KUTIPAN:
* * *
POST DATE | 29 Juli 2017
Produk palsu ibarat sel kanker yang terus menyebar hingga ke penjuru dunia, pun ke Tanah Air tercinta ini. Sulit dibasmi bila berupaya sendiri-sendiri. Indonesia ditengarai menjadi sasaran empuk, menjadi ‘pasar’ produk ‘asli tapi palsu’ alias ‘aspal’.
Baik produk aspal yang datang dari luar negeri, maupun yang dibuat di dalam negeri. Jadi, saat ini masyarakat betul-betul diserbu produk aspal dari berbagai penjuru, sampai-sampai terdengar anekdot mengatakan: zaman serba palsu, sampai cinta pun direkayasa, dipalsukan!
* * *
ITEM TERSEDIA:
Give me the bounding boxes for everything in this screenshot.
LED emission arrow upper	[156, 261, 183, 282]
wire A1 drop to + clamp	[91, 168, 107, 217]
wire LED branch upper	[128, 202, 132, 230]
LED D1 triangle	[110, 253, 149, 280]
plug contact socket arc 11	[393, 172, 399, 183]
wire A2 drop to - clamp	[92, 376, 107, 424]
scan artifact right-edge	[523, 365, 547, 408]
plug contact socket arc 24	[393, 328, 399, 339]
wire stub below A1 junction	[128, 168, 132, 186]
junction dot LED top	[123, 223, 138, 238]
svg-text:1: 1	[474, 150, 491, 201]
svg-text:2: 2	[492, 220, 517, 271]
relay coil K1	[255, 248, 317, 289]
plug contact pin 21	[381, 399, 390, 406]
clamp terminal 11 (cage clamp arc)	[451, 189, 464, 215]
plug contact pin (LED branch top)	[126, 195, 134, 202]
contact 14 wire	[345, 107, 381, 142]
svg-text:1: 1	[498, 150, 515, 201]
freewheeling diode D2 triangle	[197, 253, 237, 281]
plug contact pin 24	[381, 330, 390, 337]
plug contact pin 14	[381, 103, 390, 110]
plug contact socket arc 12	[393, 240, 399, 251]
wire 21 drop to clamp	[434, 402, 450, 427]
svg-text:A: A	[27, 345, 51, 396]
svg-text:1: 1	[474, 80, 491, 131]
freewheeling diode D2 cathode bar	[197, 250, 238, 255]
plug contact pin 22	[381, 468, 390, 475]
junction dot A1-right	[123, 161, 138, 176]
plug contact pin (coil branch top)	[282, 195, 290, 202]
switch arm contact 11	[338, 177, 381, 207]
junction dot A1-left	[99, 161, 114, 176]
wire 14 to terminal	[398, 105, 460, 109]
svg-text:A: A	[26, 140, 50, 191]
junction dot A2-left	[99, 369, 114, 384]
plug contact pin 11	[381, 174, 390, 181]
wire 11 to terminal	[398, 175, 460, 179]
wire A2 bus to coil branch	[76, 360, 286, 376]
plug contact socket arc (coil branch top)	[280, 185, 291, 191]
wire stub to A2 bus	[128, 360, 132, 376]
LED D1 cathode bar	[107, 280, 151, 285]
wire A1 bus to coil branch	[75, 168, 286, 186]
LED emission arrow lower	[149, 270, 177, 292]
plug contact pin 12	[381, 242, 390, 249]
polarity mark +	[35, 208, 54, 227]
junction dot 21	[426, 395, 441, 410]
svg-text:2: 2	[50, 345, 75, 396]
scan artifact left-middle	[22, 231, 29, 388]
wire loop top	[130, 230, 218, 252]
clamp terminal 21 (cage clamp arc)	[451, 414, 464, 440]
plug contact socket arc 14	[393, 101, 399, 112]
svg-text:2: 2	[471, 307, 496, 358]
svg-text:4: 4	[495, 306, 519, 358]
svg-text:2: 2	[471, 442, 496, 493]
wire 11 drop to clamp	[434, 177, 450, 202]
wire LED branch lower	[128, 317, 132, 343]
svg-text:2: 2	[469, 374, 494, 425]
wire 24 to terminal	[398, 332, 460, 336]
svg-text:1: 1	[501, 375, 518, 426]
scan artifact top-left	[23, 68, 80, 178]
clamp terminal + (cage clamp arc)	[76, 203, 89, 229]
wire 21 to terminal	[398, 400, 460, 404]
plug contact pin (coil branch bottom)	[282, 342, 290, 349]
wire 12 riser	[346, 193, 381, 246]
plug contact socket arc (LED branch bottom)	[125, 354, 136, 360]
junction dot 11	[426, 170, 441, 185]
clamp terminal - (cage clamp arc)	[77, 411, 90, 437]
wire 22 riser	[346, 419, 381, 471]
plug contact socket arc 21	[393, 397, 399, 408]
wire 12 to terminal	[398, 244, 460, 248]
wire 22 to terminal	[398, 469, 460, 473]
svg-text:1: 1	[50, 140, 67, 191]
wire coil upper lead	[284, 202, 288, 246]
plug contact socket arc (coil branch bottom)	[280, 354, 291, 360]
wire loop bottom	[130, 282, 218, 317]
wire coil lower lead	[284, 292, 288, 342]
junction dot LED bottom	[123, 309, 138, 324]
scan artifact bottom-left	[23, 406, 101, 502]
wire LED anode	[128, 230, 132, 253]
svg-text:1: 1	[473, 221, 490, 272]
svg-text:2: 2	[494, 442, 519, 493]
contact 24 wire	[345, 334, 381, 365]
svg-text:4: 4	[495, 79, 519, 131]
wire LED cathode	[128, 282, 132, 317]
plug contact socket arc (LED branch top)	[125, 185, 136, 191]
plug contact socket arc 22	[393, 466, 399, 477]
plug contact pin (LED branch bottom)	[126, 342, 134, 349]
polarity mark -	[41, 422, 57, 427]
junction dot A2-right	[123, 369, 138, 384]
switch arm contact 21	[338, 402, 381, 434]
* * *
LATIHAN SOAL:
[1] Menurut kutipan tentang produk palsu, Indonesia ditengarai menjadi apa?
[2] Lanjutkan kutipan tentang produk palsu setelah kalimat terakhirnya.

DAFTAR JAWABAN:
[1] Indonesia ditengarai menjadi sasaran empuk, yaitu pasar produk "asli tapi palsu" alias "aspal".

[2]
Dampak praktik pemalsuan amat luas. Yang pasti negara dirugikan dalam sektor perolehan pajak, lalu hilangnya peluang kerja, berkurangnya keterampilan kerja sumber daya manusia Indonesia, sehingga menurunkan daya saing Indonesia di kancah dunia. Belum lagi citra negara menjadi buruk di internasional, serta nilai asli ekspor ikut turun, sebab tidak ada negara yang mau menerima barang palsu?
Dalam kasus barang palsu seringkali konsumen rugi dua kali. Pertama, konsumen membeli barang palsu dengan harga mahal, yang tidak berbeda jauh dengan harga asli. Kedua, dampak pemakaian produk palsu itu sangat membahayakan. Apalagi jika itu terjadi di industri obat. Sebab, jika ada obat palsu berharga murah, orang malah curiga dan tak mau beli. Itu sebabnya pemalsu malah memasang harga mahal. Mereka untung besar, masyarakat rugi besar.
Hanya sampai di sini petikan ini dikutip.